PROBLEM TO WORK ON: Count every line of the material that holds the string "Ratio". Respond with the total only.

DATASET RECORDS:
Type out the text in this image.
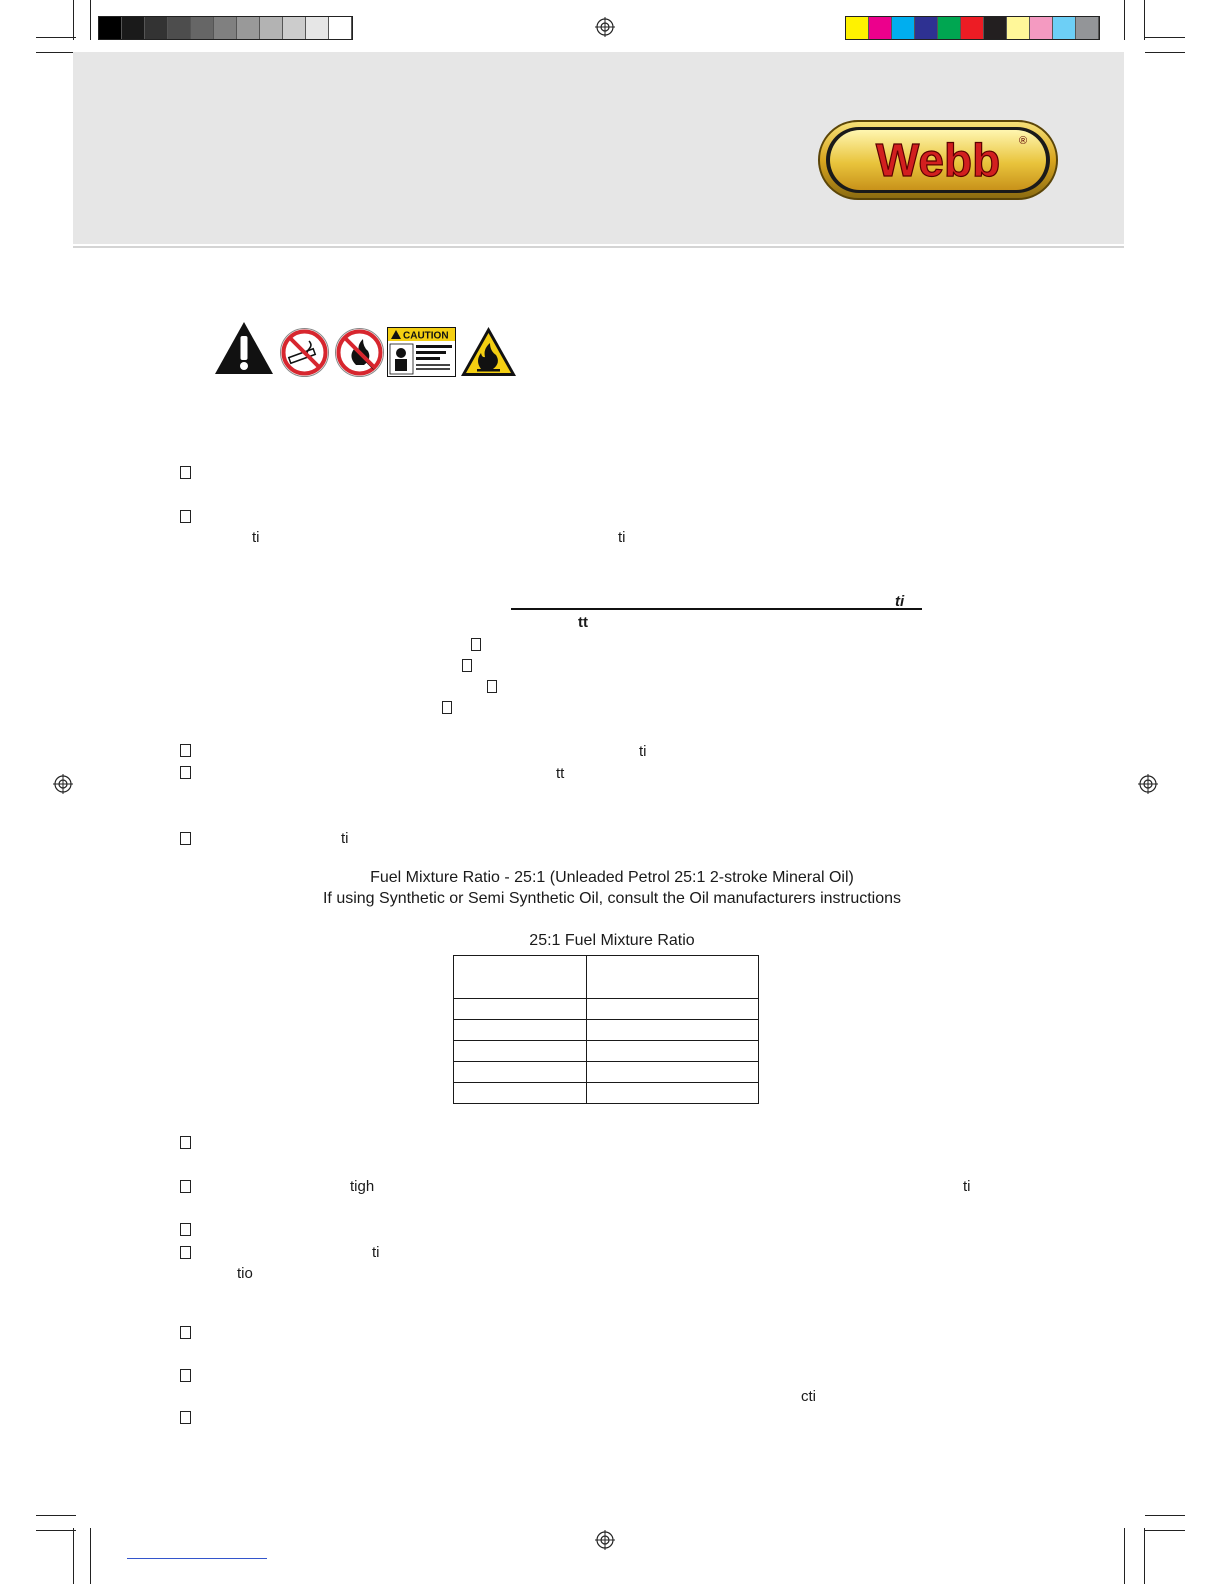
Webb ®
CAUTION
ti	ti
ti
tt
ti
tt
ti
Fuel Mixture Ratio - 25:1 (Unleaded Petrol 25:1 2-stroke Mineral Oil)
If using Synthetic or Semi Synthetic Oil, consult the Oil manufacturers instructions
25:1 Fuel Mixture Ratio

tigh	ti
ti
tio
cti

RESULT BELOW: 2